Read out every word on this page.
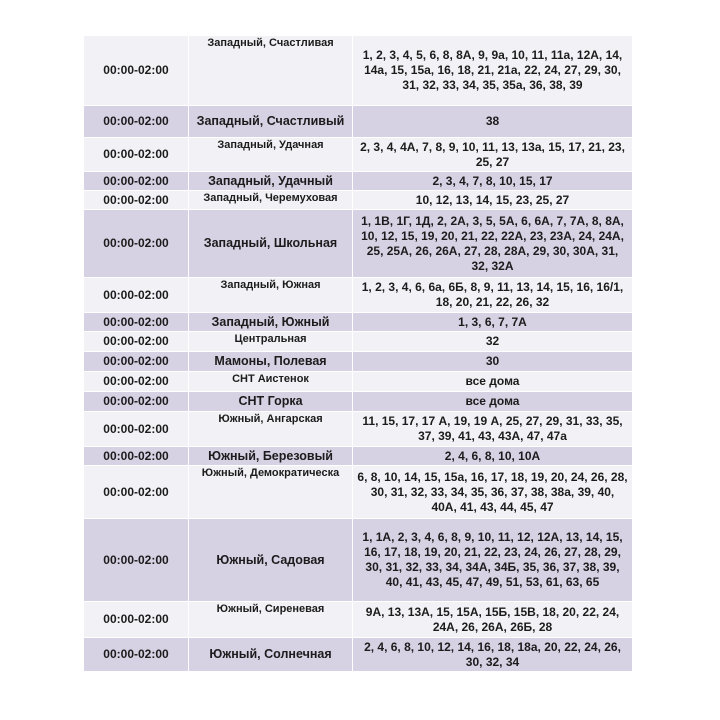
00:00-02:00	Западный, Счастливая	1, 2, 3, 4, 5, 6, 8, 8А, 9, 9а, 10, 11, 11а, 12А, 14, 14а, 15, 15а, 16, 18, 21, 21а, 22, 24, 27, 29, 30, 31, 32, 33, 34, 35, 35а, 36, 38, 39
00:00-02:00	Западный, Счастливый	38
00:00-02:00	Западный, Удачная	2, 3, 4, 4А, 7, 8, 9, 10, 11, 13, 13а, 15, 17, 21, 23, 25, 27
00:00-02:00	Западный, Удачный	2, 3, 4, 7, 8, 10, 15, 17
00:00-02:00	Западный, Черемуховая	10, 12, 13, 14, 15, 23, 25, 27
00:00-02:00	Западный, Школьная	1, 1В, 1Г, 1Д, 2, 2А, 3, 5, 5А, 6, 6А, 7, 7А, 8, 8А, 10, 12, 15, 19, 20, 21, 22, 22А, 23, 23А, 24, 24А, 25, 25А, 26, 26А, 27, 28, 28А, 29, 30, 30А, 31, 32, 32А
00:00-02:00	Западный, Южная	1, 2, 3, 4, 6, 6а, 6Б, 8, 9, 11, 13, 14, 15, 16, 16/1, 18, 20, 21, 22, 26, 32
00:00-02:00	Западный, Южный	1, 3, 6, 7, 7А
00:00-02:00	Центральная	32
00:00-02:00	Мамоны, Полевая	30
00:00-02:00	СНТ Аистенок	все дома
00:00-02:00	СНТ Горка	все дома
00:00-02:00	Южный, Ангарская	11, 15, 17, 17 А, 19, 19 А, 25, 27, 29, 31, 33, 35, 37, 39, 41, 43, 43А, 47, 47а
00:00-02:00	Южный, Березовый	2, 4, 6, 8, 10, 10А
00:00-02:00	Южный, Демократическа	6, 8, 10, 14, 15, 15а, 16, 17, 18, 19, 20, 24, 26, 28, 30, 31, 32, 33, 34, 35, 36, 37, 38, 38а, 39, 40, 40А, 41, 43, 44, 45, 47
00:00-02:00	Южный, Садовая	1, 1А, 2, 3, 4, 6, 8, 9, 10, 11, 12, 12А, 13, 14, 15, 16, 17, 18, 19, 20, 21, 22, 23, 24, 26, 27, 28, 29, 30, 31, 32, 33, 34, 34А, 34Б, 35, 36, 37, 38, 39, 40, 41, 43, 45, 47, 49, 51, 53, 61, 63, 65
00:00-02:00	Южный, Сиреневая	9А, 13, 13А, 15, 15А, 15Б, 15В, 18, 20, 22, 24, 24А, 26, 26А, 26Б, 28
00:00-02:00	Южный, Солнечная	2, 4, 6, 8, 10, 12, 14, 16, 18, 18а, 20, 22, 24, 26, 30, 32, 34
*-*-*
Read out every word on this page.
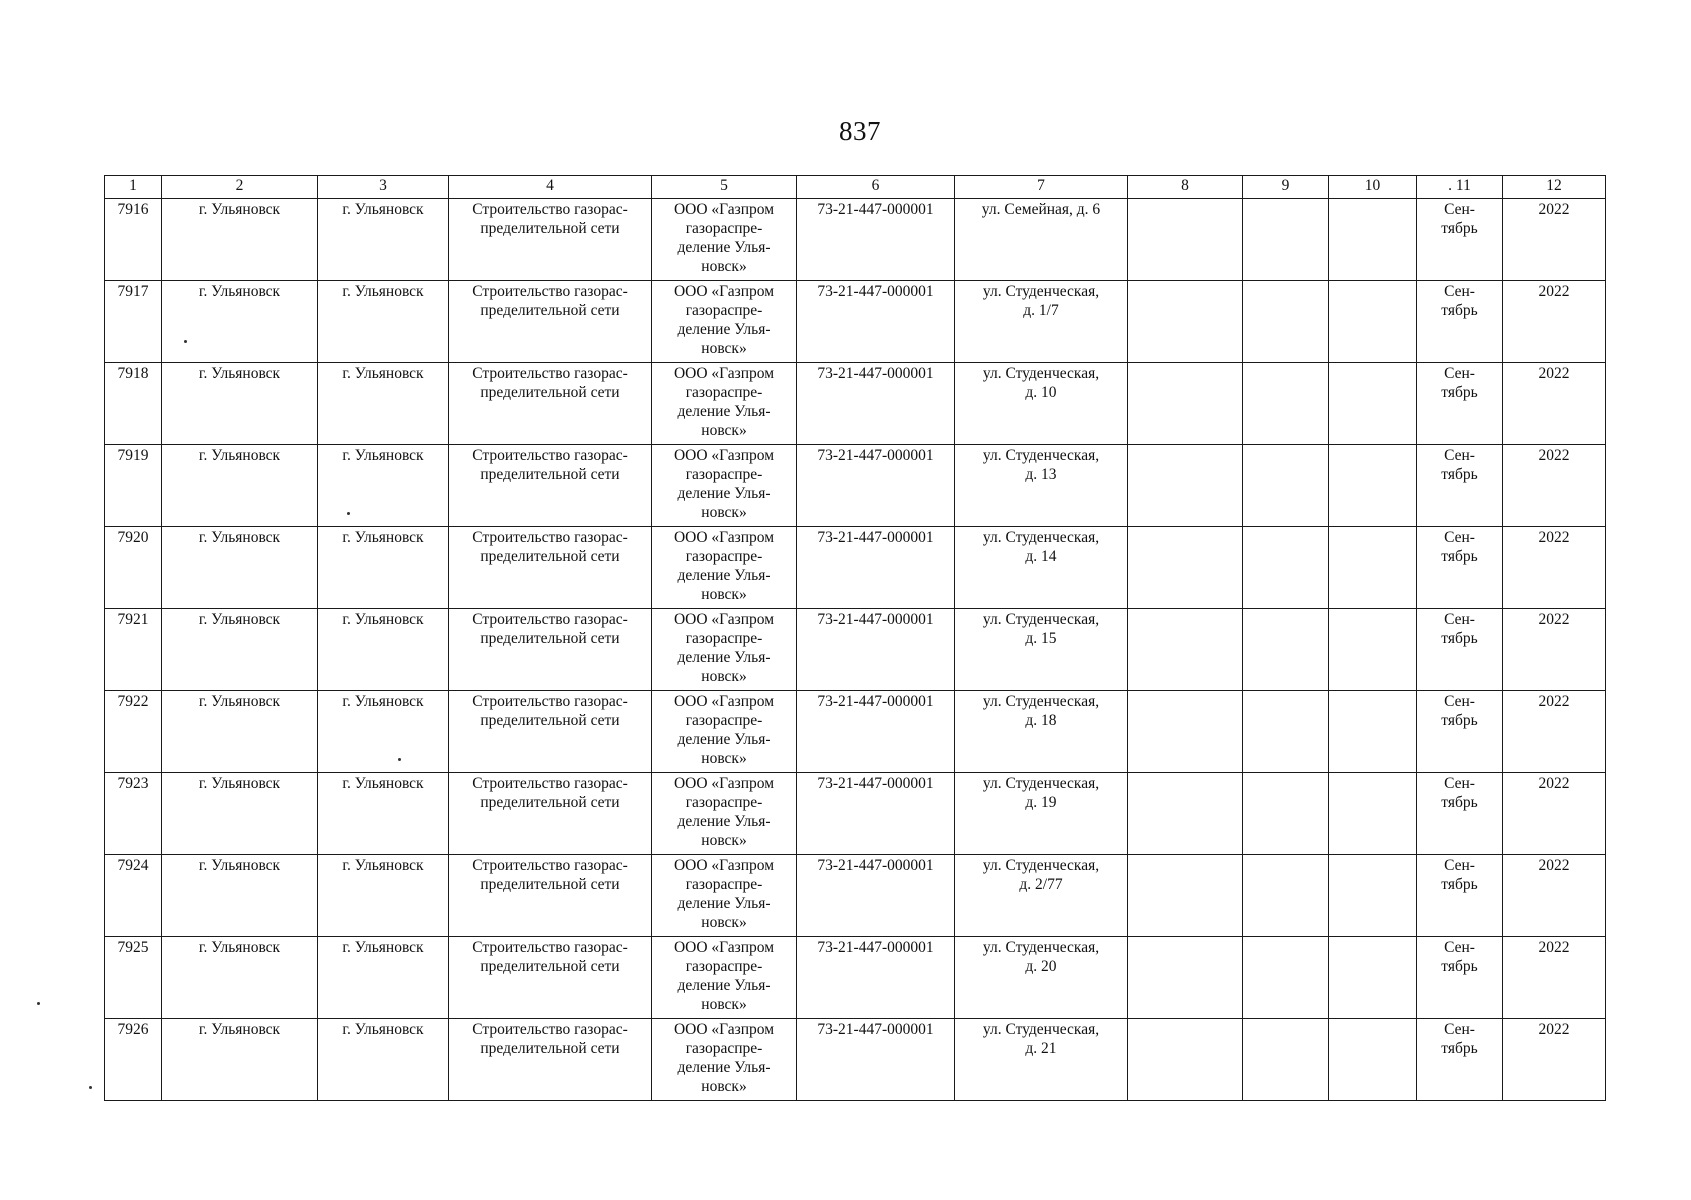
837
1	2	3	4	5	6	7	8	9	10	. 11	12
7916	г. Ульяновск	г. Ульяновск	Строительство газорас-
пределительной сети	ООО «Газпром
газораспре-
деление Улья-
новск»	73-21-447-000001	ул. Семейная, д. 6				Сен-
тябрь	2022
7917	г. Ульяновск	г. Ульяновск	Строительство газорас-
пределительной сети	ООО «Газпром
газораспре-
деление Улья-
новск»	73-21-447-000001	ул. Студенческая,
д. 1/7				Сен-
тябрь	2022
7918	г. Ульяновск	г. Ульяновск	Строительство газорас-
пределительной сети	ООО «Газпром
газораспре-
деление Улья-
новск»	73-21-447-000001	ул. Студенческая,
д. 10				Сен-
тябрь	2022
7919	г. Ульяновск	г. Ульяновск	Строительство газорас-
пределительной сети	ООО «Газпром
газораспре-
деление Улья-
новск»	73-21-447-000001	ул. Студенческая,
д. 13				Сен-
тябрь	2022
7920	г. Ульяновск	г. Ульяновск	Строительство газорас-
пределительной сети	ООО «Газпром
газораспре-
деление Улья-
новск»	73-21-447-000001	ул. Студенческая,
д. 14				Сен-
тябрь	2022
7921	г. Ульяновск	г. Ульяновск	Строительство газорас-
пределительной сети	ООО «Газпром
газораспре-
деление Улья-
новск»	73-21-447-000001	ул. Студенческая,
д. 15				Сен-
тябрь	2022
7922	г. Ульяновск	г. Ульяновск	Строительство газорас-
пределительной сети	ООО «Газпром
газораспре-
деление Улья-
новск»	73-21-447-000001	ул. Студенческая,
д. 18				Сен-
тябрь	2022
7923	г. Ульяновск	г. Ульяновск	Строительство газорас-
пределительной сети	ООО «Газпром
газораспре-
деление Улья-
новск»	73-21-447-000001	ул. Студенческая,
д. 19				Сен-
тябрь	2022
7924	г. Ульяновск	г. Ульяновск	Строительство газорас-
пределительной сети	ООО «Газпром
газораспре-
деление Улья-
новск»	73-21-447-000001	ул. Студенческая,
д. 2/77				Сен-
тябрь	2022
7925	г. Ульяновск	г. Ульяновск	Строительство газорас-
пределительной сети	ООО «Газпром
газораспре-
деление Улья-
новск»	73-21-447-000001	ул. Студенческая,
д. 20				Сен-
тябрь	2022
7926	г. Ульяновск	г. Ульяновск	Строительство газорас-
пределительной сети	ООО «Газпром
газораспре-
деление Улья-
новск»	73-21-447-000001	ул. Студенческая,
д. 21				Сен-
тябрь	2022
*-*-*
Instruction: Only the number is wanted: count the lines of the records that hold the word "дома".

Exercise response: 2